Figure dataset records
** start **
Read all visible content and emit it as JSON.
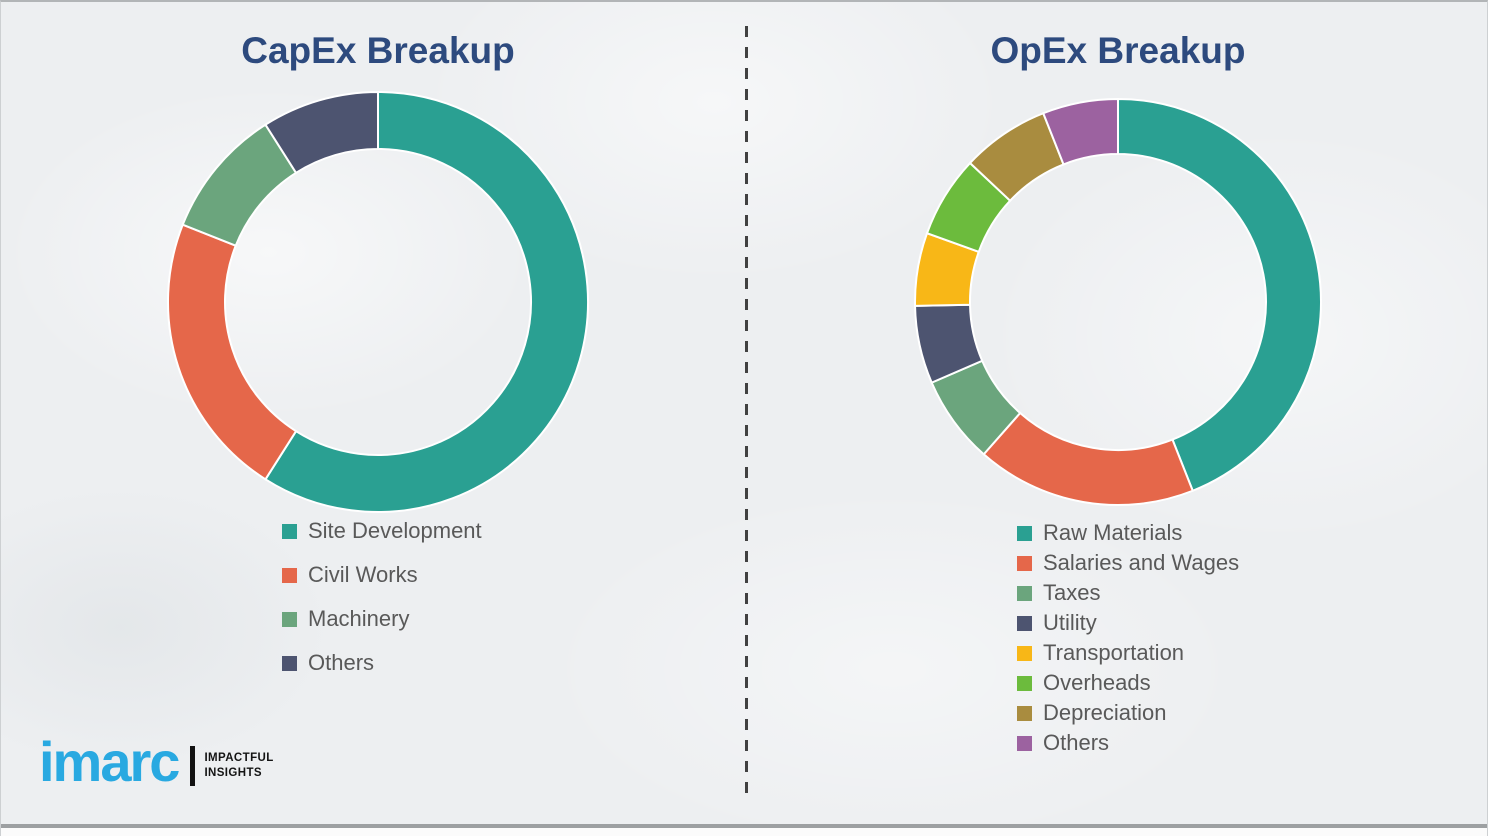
{
  "page": {
    "background_color": "#edeff1",
    "divider_style": "vertical dashed line between the two charts",
    "divider_color": "#414141",
    "bottom_rule_color": "#9da0a2"
  },
  "chart_data": [
    {
      "type": "pie",
      "subtype": "donut",
      "title": "CapEx Breakup",
      "categories": [
        "Site Development",
        "Civil Works",
        "Machinery",
        "Others"
      ],
      "values": [
        59,
        22,
        10,
        9
      ],
      "colors": [
        "#2aa092",
        "#e5674a",
        "#6ba57d",
        "#4d5470"
      ],
      "start_angle_deg": 0,
      "direction": "clockwise",
      "segment_gap_color": "#ffffff",
      "legend_position": "below-left",
      "data_labels_shown": false
    },
    {
      "type": "pie",
      "subtype": "donut",
      "title": "OpEx Breakup",
      "categories": [
        "Raw Materials",
        "Salaries and Wages",
        "Taxes",
        "Utility",
        "Transportation",
        "Overheads",
        "Depreciation",
        "Others"
      ],
      "values": [
        44,
        17.5,
        7,
        6.2,
        5.8,
        6.5,
        7,
        6
      ],
      "colors": [
        "#2aa092",
        "#e5674a",
        "#6ba57d",
        "#4d5470",
        "#f8b717",
        "#6cbb3d",
        "#a98c3f",
        "#9c62a0"
      ],
      "start_angle_deg": 0,
      "direction": "clockwise",
      "segment_gap_color": "#ffffff",
      "legend_position": "below-left",
      "data_labels_shown": false
    }
  ],
  "titles": {
    "title_color": "#2d4a7e",
    "legend_text_color": "#595959"
  },
  "logo": {
    "brand": "imarc",
    "brand_color": "#29a9e1",
    "tagline_line1": "IMPACTFUL",
    "tagline_line2": "INSIGHTS"
  }
}
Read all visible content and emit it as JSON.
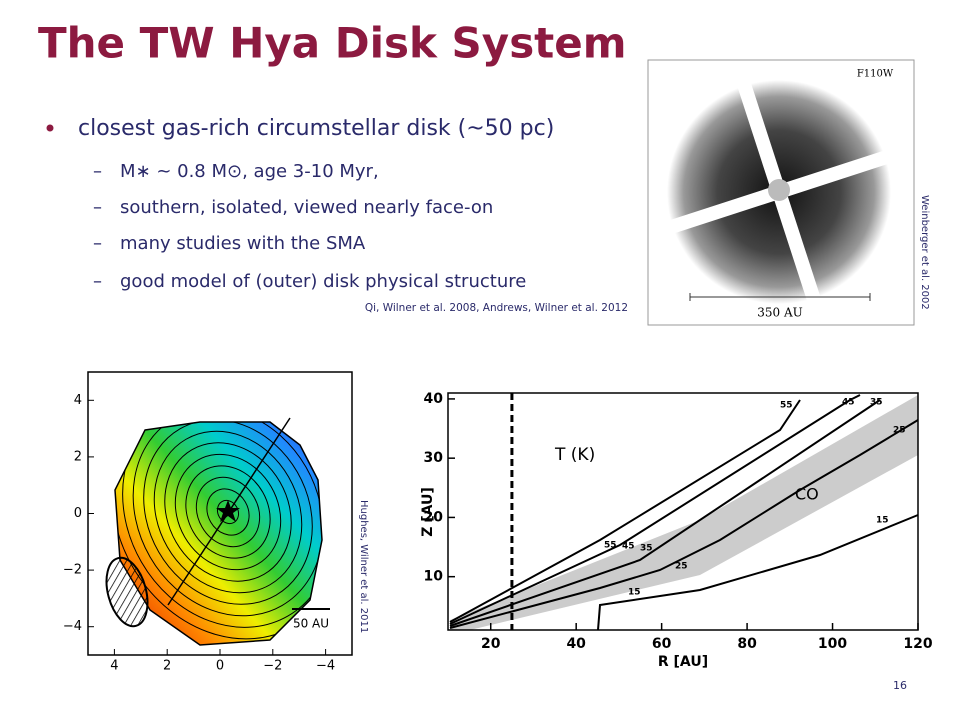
{
  "header": {
    "title": "The TW Hya Disk System"
  },
  "bullets": {
    "main": "closest gas-rich circumstellar disk (~50 pc)",
    "items": [
      "M∗ ~ 0.8 M⊙, age 3-10 Myr,",
      "southern, isolated, viewed nearly face-on",
      "many studies with the SMA",
      "good model of (outer) disk physical structure"
    ],
    "citation": "Qi, Wilner et al. 2008, Andrews, Wilner et al. 2012"
  },
  "image_hst": {
    "filter": "F110W",
    "scale": "350 AU",
    "credit": "Weinberger et al. 2002"
  },
  "image_map": {
    "yticks": [
      {
        "value": 4,
        "label": "4"
      },
      {
        "value": 2,
        "label": "2"
      },
      {
        "value": 0,
        "label": "0"
      },
      {
        "value": -2,
        "label": "−2"
      },
      {
        "value": -4,
        "label": "−4"
      }
    ],
    "xticks": [
      {
        "value": 4,
        "label": "4"
      },
      {
        "value": 2,
        "label": "2"
      },
      {
        "value": 0,
        "label": "0"
      },
      {
        "value": -2,
        "label": "−2"
      },
      {
        "value": -4,
        "label": "−4"
      }
    ],
    "lim": [
      5,
      -5
    ],
    "scale": "50 AU",
    "credit": "Hughes, Wilner et al. 2011"
  },
  "plot": {
    "xlabel": "R [AU]",
    "ylabel": "Z [AU]",
    "xlim": [
      10,
      120
    ],
    "ylim": [
      1,
      41
    ],
    "xticks": [
      20,
      40,
      60,
      80,
      100,
      120
    ],
    "yticks": [
      10,
      20,
      30,
      40
    ],
    "annotations": [
      "T (K)",
      "CO"
    ],
    "contour_labels": [
      "55",
      "45",
      "35",
      "25",
      "15",
      "55",
      "45",
      "35",
      "25",
      "15"
    ]
  },
  "page_number": "16"
}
** end **
**GIVEN EXERCISE**
Repeat the material above in full and exactly, apart from the pictures.

**SOLUTION BELOW**
Read all visible content and emit it as JSON.
{
  "page": {
    "background_color": "#edeff1",
    "divider_style": "vertical dashed line between the two charts",
    "divider_color": "#414141",
    "bottom_rule_color": "#9da0a2"
  },
  "chart_data": [
    {
      "type": "pie",
      "subtype": "donut",
      "title": "CapEx Breakup",
      "categories": [
        "Site Development",
        "Civil Works",
        "Machinery",
        "Others"
      ],
      "values": [
        59,
        22,
        10,
        9
      ],
      "colors": [
        "#2aa092",
        "#e5674a",
        "#6ba57d",
        "#4d5470"
      ],
      "start_angle_deg": 0,
      "direction": "clockwise",
      "segment_gap_color": "#ffffff",
      "legend_position": "below-left",
      "data_labels_shown": false
    },
    {
      "type": "pie",
      "subtype": "donut",
      "title": "OpEx Breakup",
      "categories": [
        "Raw Materials",
        "Salaries and Wages",
        "Taxes",
        "Utility",
        "Transportation",
        "Overheads",
        "Depreciation",
        "Others"
      ],
      "values": [
        44,
        17.5,
        7,
        6.2,
        5.8,
        6.5,
        7,
        6
      ],
      "colors": [
        "#2aa092",
        "#e5674a",
        "#6ba57d",
        "#4d5470",
        "#f8b717",
        "#6cbb3d",
        "#a98c3f",
        "#9c62a0"
      ],
      "start_angle_deg": 0,
      "direction": "clockwise",
      "segment_gap_color": "#ffffff",
      "legend_position": "below-left",
      "data_labels_shown": false
    }
  ],
  "titles": {
    "title_color": "#2d4a7e",
    "legend_text_color": "#595959"
  },
  "logo": {
    "brand": "imarc",
    "brand_color": "#29a9e1",
    "tagline_line1": "IMPACTFUL",
    "tagline_line2": "INSIGHTS"
  }
}
Read all visible content and emit it as JSON.
{
  "header": {
    "title": "The TW Hya Disk System"
  },
  "bullets": {
    "main": "closest gas-rich circumstellar disk (~50 pc)",
    "items": [
      "M∗ ~ 0.8 M⊙, age 3-10 Myr,",
      "southern, isolated, viewed nearly face-on",
      "many studies with the SMA",
      "good model of (outer) disk physical structure"
    ],
    "citation": "Qi, Wilner et al. 2008, Andrews, Wilner et al. 2012"
  },
  "image_hst": {
    "filter": "F110W",
    "scale": "350 AU",
    "credit": "Weinberger et al. 2002"
  },
  "image_map": {
    "yticks": [
      {
        "value": 4,
        "label": "4"
      },
      {
        "value": 2,
        "label": "2"
      },
      {
        "value": 0,
        "label": "0"
      },
      {
        "value": -2,
        "label": "−2"
      },
      {
        "value": -4,
        "label": "−4"
      }
    ],
    "xticks": [
      {
        "value": 4,
        "label": "4"
      },
      {
        "value": 2,
        "label": "2"
      },
      {
        "value": 0,
        "label": "0"
      },
      {
        "value": -2,
        "label": "−2"
      },
      {
        "value": -4,
        "label": "−4"
      }
    ],
    "lim": [
      5,
      -5
    ],
    "scale": "50 AU",
    "credit": "Hughes, Wilner et al. 2011"
  },
  "plot": {
    "xlabel": "R [AU]",
    "ylabel": "Z [AU]",
    "xlim": [
      10,
      120
    ],
    "ylim": [
      1,
      41
    ],
    "xticks": [
      20,
      40,
      60,
      80,
      100,
      120
    ],
    "yticks": [
      10,
      20,
      30,
      40
    ],
    "annotations": [
      "T (K)",
      "CO"
    ],
    "contour_labels": [
      "55",
      "45",
      "35",
      "25",
      "15",
      "55",
      "45",
      "35",
      "25",
      "15"
    ]
  },
  "page_number": "16"
}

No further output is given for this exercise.